┌──
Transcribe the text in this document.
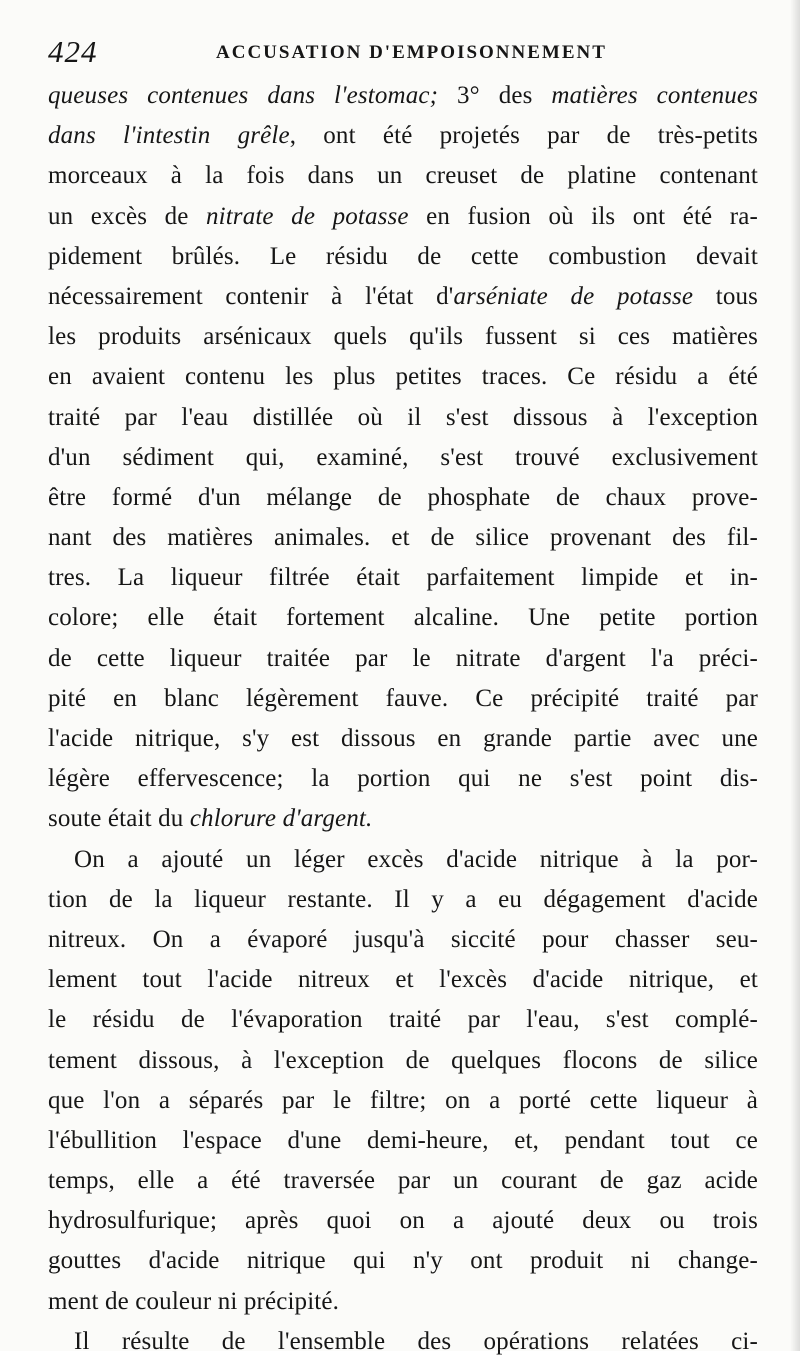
424	ACCUSATION D'EMPOISONNEMENT
queuses contenues dans l'estomac; 3° des matières contenues
dans l'intestin grêle, ont été projetés par de très-petits
morceaux à la fois dans un creuset de platine contenant
un excès de nitrate de potasse en fusion où ils ont été ra-
pidement brûlés. Le résidu de cette combustion devait
nécessairement contenir à l'état d'arséniate de potasse tous
les produits arsénicaux quels qu'ils fussent si ces matières
en avaient contenu les plus petites traces. Ce résidu a été
traité par l'eau distillée où il s'est dissous à l'exception
d'un sédiment qui, examiné, s'est trouvé exclusivement
être formé d'un mélange de phosphate de chaux prove-
nant des matières animales. et de silice provenant des fil-
tres. La liqueur filtrée était parfaitement limpide et in-
colore; elle était fortement alcaline. Une petite portion
de cette liqueur traitée par le nitrate d'argent l'a préci-
pité en blanc légèrement fauve. Ce précipité traité par
l'acide nitrique, s'y est dissous en grande partie avec une
légère effervescence; la portion qui ne s'est point dis-
soute était du chlorure d'argent.
On a ajouté un léger excès d'acide nitrique à la por-
tion de la liqueur restante. Il y a eu dégagement d'acide
nitreux. On a évaporé jusqu'à siccité pour chasser seu-
lement tout l'acide nitreux et l'excès d'acide nitrique, et
le résidu de l'évaporation traité par l'eau, s'est complé-
tement dissous, à l'exception de quelques flocons de silice
que l'on a séparés par le filtre; on a porté cette liqueur à
l'ébullition l'espace d'une demi-heure, et, pendant tout ce
temps, elle a été traversée par un courant de gaz acide
hydrosulfurique; après quoi on a ajouté deux ou trois
gouttes d'acide nitrique qui n'y ont produit ni change-
ment de couleur ni précipité.
Il résulte de l'ensemble des opérations relatées ci-
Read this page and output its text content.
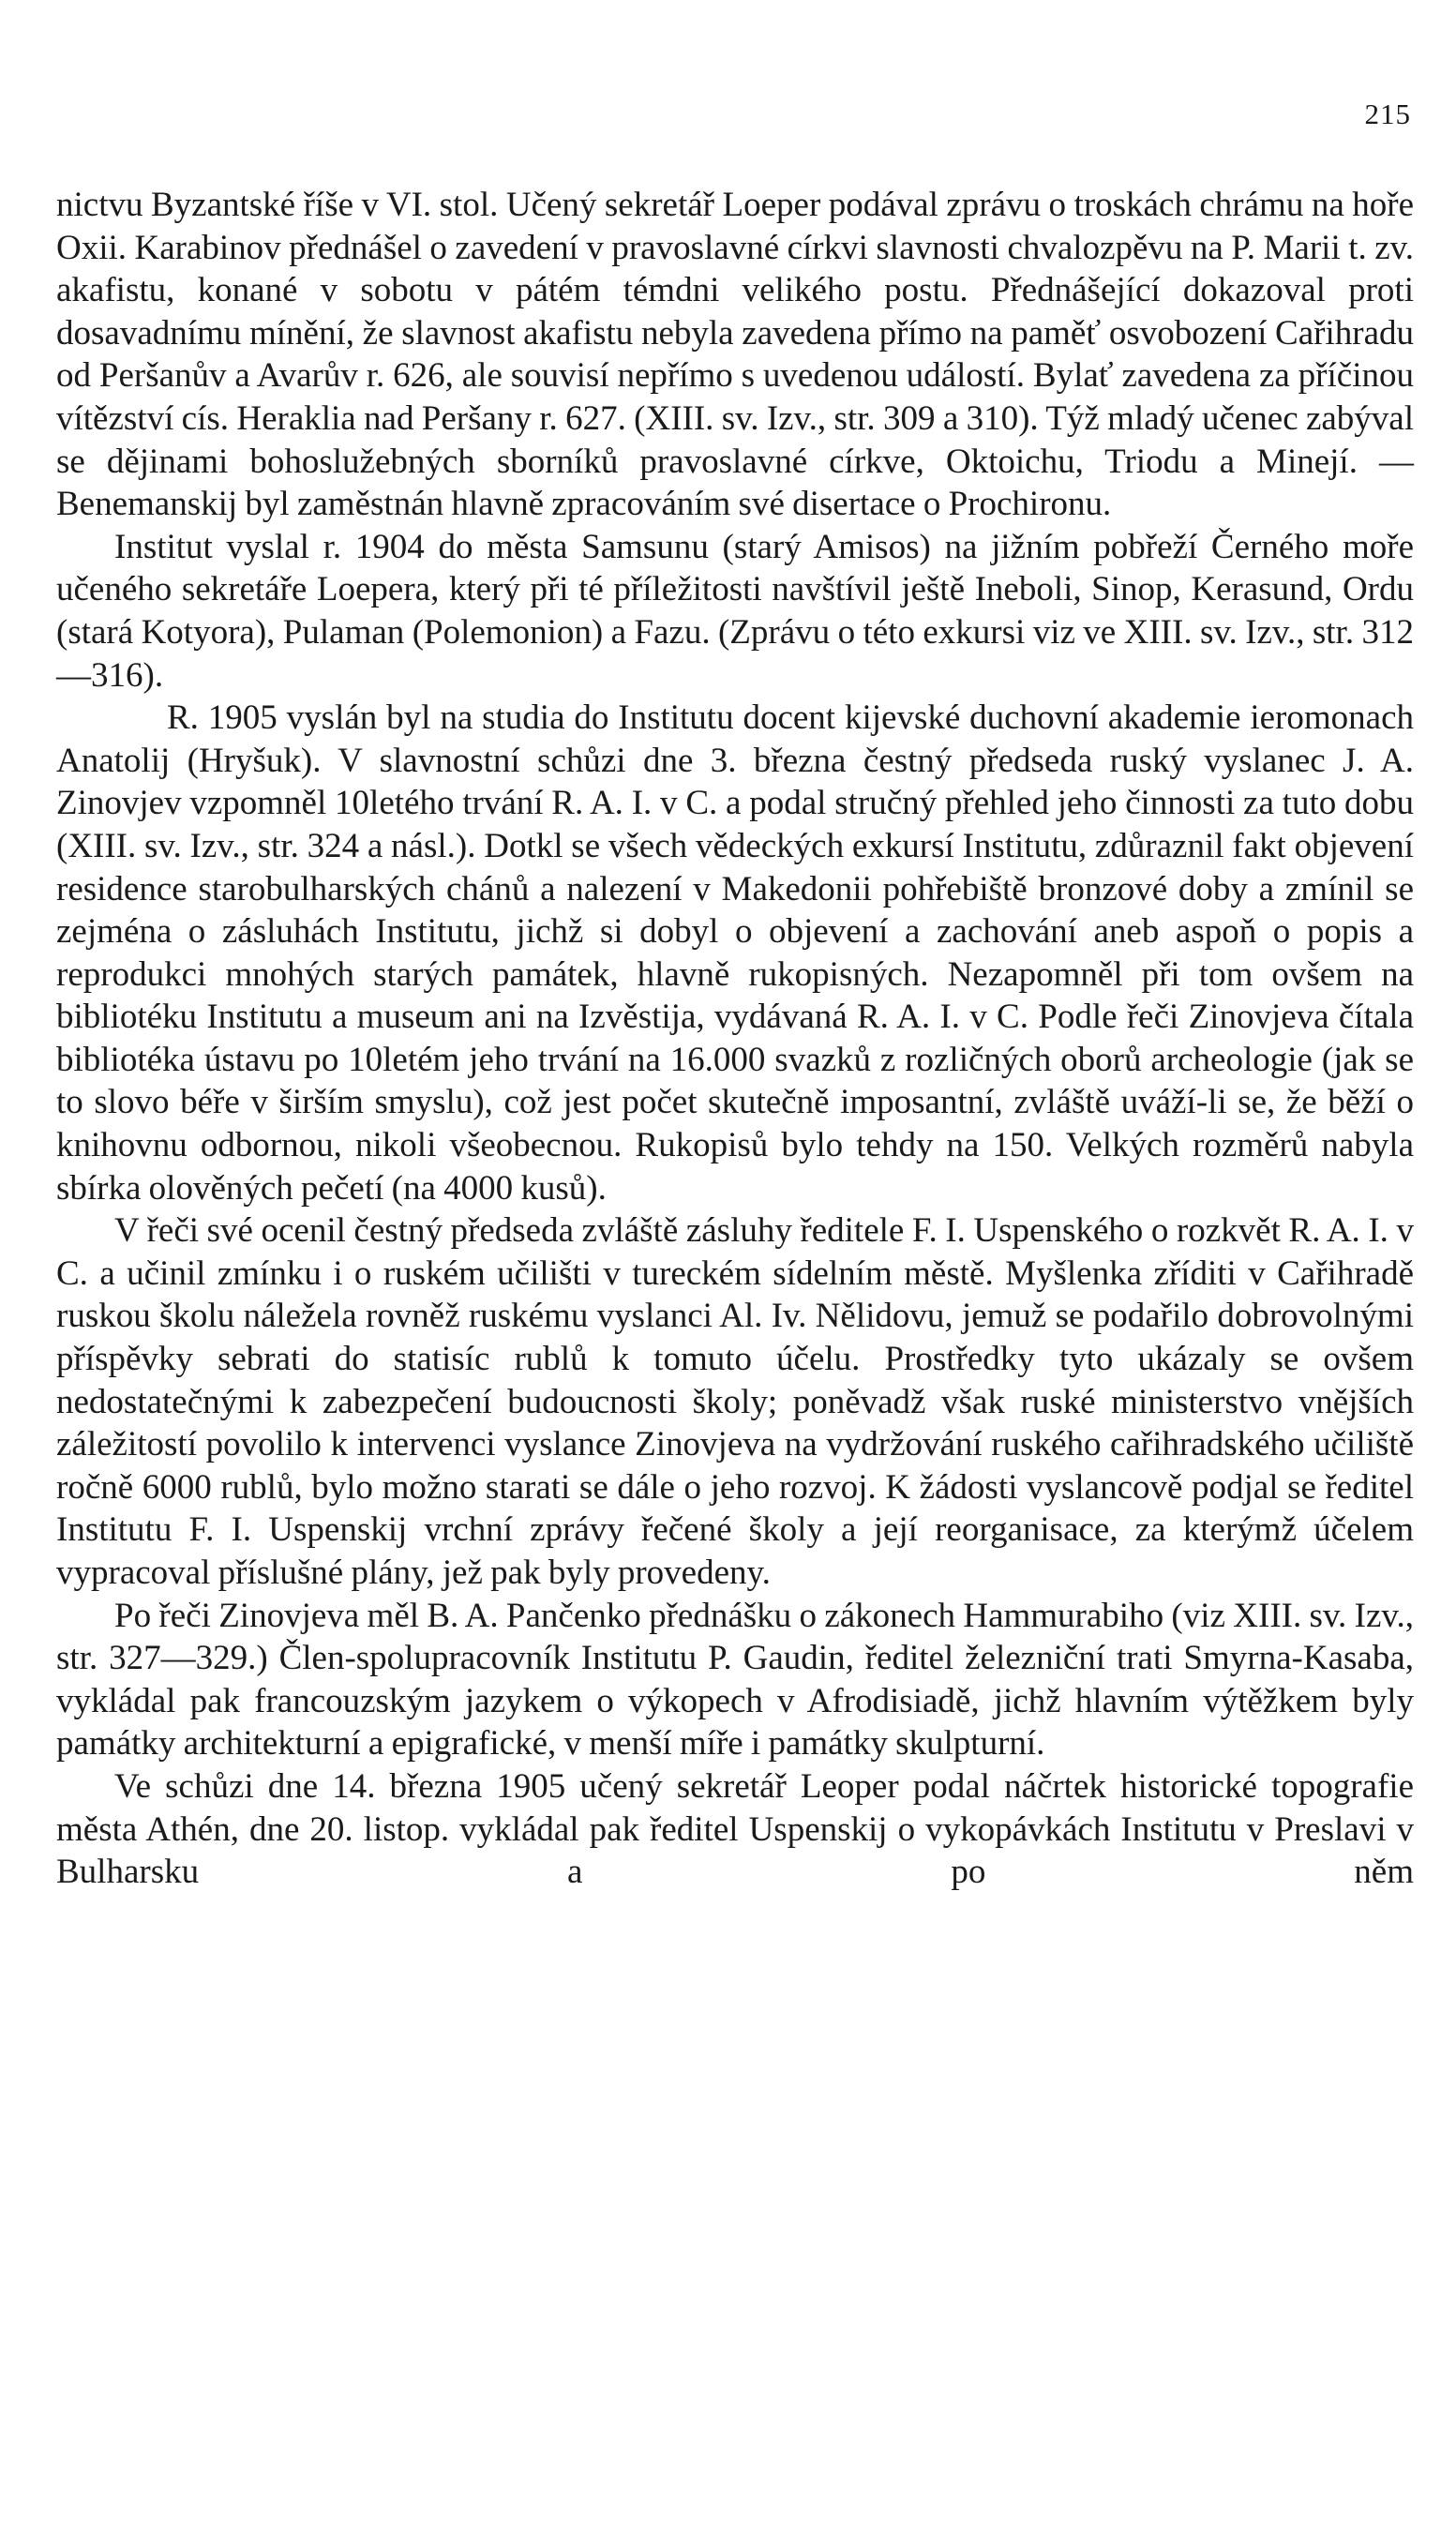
215

nictvu Byzantské říše v VI. stol. Učený sekretář Loeper podával zprávu o troskách chrámu na hoře Oxii. Karabinov přednášel o zavedení v pravoslavné církvi slavnosti chvalozpěvu na P. Marii t. zv. akafistu, konané v sobotu v pátém témdni velikého postu. Přednášející dokazoval proti dosavadnímu mínění, že slavnost akafistu nebyla zavedena přímo na paměť osvobození Cařihradu od Peršanův a Avarův r. 626, ale souvisí nepřímo s uvedenou událostí. Bylať zavedena za příčinou vítězství cís. Heraklia nad Peršany r. 627. (XIII. sv. Izv., str. 309 a 310). Týž mladý učenec zabýval se dějinami bohoslužebných sborníků pravoslavné církve, Oktoichu, Triodu a Minejí. — Benemanskij byl zaměstnán hlavně zpracováním své disertace o Prochironu.

Institut vyslal r. 1904 do města Samsunu (starý Amisos) na jižním pobřeží Černého moře učeného sekretáře Loepera, který při té příležitosti navštívil ještě Ineboli, Sinop, Kerasund, Ordu (stará Kotyora), Pulaman (Polemonion) a Fazu. (Zprávu o této exkursi viz ve XIII. sv. Izv., str. 312—316).

R. 1905 vyslán byl na studia do Institutu docent kijevské duchovní akademie ieromonach Anatolij (Hryšuk). V slavnostní schůzi dne 3. března čestný předseda ruský vyslanec J. A. Zinovjev vzpomněl 10letého trvání R. A. I. v C. a podal stručný přehled jeho činnosti za tuto dobu (XIII. sv. Izv., str. 324 a násl.). Dotkl se všech vědeckých exkursí Institutu, zdůraznil fakt objevení residence starobulharských chánů a nalezení v Makedonii pohřebiště bronzové doby a zmínil se zejména o zásluhách Institutu, jichž si dobyl o objevení a zachování aneb aspoň o popis a reprodukci mnohých starých památek, hlavně rukopisných. Nezapomněl při tom ovšem na bibliotéku Institutu a museum ani na Izvěstija, vydávaná R. A. I. v C. Podle řeči Zinovjeva čítala bibliotéka ústavu po 10letém jeho trvání na 16.000 svazků z rozličných oborů archeologie (jak se to slovo béře v širším smyslu), což jest počet skutečně imposantní, zvláště uváží-li se, že běží o knihovnu odbornou, nikoli všeobecnou. Rukopisů bylo tehdy na 150. Velkých rozměrů nabyla sbírka olověných pečetí (na 4000 kusů).

V řeči své ocenil čestný předseda zvláště zásluhy ředitele F. I. Uspenského o rozkvět R. A. I. v C. a učinil zmínku i o ruském učilišti v tureckém sídelním městě. Myšlenka zříditi v Cařihradě ruskou školu náležela rovněž ruskému vyslanci Al. Iv. Nělidovu, jemuž se podařilo dobrovolnými příspěvky sebrati do statisíc rublů k tomuto účelu. Prostředky tyto ukázaly se ovšem nedostatečnými k zabezpečení budoucnosti školy; poněvadž však ruské ministerstvo vnějších záležitostí povolilo k intervenci vyslance Zinovjeva na vydržování ruského cařihradského učiliště ročně 6000 rublů, bylo možno starati se dále o jeho rozvoj. K žádosti vyslancově podjal se ředitel Institutu F. I. Uspenskij vrchní zprávy řečené školy a její reorganisace, za kterýmž účelem vypracoval příslušné plány, jež pak byly provedeny.

Po řeči Zinovjeva měl B. A. Pančenko přednášku o zákonech Hammurabiho (viz XIII. sv. Izv., str. 327—329.) Člen-spolupracovník Institutu P. Gaudin, ředitel železniční trati Smyrna-Kasaba, vykládal pak francouzským jazykem o výkopech v Afrodisiadě, jichž hlavním výtěžkem byly památky architekturní a epigrafické, v menší míře i památky skulpturní.

Ve schůzi dne 14. března 1905 učený sekretář Leoper podal náčrtek historické topografie města Athén, dne 20. listop. vykládal pak ředitel Uspenskij o vykopávkách Institutu v Preslavi v Bulharsku a po něm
└──
**What is needed:** Pick out each line that holds the string "dans".

**Full solution:**
queuses contenues dans l'estomac; 3° des matières contenues
dans l'intestin grêle, ont été projetés par de très-petits
morceaux à la fois dans un creuset de platine contenant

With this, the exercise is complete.